In [None]:
%matplotlib inline
import matplotlib
import seaborn as sns
sns.set()
matplotlib.rcParams['figure.dpi'] = 144

In [None]:
import numpy as np
import matplotlib.pyplot as plt
import pandas as pd
import simplejson as json

# get GOOG data
with open('small_data/goog.json') as raw_f:
    raw_data = raw_f.read()
    json_data = json.loads(raw_data)

goog = pd.DataFrame(json_data['data'], columns=json_data['column_names'])
goog['Day'] = goog.index.values
goog.set_index(pd.DatetimeIndex(goog['Date']), inplace=True)

# Layout and Design

<!-- requirement: small_data/fha_by_tract.csv -->
<!-- requirement: small_data/goog.json -->
<!-- requirement: small_data/cal_house.json.gz -->
<!-- requirement: images/sample-charts/pie-vs-bar.png -->
<!-- requirement: images/sample-charts/pie-vs-line.jpg -->
<!-- requirement: images/sample-charts/minard_pie.png -->
<!-- requirement: images/sample-charts/sparklines.png -->

The design of a graphic can be a major source of distractors or obscure important data relationships. Let's examine same case studies and apply good design principles to see how they might be improved.

## Design Elements & Principles

By considering the design elements of a figure, we can easily identify possible transformations of a graph that may make it more legible.

*Information provided*.
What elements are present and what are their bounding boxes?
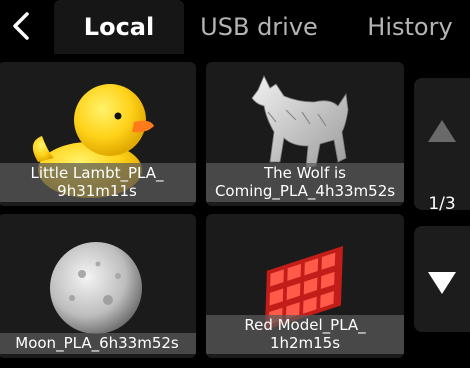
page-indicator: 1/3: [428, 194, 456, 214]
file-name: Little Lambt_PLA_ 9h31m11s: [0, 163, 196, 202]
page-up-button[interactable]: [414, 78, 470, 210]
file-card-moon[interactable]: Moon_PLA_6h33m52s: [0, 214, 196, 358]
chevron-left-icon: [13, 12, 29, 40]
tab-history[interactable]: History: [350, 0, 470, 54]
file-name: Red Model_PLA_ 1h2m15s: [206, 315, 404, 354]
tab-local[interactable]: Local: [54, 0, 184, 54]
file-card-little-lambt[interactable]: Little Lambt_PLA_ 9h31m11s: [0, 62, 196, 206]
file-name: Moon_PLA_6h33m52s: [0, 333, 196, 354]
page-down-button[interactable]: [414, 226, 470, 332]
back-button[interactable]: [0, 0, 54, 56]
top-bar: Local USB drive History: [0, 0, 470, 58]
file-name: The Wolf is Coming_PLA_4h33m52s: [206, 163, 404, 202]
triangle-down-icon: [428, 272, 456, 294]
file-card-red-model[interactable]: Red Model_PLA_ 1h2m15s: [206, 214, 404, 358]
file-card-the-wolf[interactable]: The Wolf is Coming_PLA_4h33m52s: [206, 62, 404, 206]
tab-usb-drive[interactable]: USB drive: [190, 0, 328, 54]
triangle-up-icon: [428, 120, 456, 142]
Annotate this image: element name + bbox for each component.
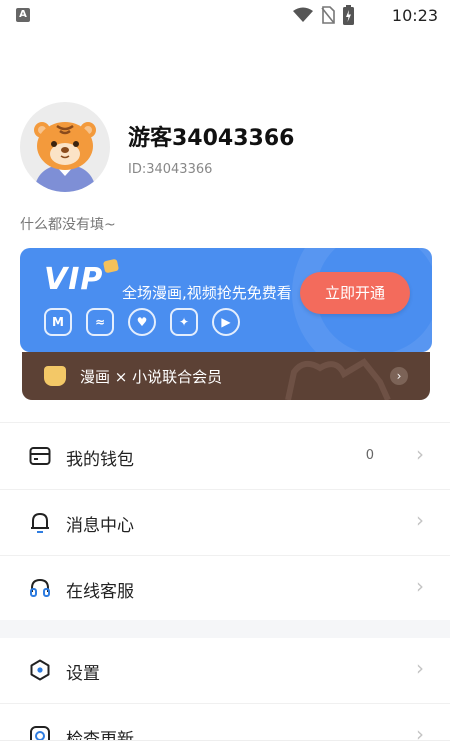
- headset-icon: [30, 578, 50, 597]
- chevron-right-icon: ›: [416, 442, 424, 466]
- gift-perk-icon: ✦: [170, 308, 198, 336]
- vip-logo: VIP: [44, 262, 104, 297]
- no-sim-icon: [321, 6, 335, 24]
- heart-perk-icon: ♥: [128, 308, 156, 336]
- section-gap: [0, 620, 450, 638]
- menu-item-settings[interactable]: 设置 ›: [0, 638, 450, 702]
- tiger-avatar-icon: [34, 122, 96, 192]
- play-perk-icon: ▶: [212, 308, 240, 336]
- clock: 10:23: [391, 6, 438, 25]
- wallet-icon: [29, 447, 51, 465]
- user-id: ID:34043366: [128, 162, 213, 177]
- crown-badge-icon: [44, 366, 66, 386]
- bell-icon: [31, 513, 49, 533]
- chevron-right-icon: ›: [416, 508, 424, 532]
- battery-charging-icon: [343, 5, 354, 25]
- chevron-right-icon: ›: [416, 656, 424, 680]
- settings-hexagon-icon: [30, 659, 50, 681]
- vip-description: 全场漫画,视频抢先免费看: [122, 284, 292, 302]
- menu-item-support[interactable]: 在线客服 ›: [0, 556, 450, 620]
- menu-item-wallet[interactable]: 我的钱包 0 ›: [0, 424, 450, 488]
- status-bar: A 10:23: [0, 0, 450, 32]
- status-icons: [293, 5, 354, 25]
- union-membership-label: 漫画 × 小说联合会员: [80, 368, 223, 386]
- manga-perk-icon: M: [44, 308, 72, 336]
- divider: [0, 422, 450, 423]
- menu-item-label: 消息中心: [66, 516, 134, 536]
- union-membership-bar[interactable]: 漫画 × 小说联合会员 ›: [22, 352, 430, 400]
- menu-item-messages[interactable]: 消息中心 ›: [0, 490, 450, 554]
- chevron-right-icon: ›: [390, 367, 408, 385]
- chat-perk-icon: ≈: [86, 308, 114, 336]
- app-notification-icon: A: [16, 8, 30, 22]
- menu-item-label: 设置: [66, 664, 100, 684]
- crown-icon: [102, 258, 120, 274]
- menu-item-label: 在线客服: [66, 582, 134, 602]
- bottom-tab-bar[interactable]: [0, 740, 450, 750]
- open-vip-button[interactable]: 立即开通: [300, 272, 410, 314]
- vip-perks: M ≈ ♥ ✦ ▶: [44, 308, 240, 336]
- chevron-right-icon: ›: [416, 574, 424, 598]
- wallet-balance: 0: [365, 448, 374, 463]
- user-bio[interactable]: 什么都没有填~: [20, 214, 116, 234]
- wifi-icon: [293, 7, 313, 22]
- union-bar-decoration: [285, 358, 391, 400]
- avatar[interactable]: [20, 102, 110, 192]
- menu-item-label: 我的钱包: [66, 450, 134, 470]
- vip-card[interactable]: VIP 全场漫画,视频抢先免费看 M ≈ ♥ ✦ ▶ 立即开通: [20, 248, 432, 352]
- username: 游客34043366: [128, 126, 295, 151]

*Problem*. Swap "case studies" for "examples" in the notebook passage starting with "The design of" and going on through "might be improved.", and give that passage again. Please work from the notebook alone, not the material.

*The reply*.
The design of a graphic can be a major source of distractors or obscure important data relationships. Let's examine same examples and apply good design principles to see how they might be improved.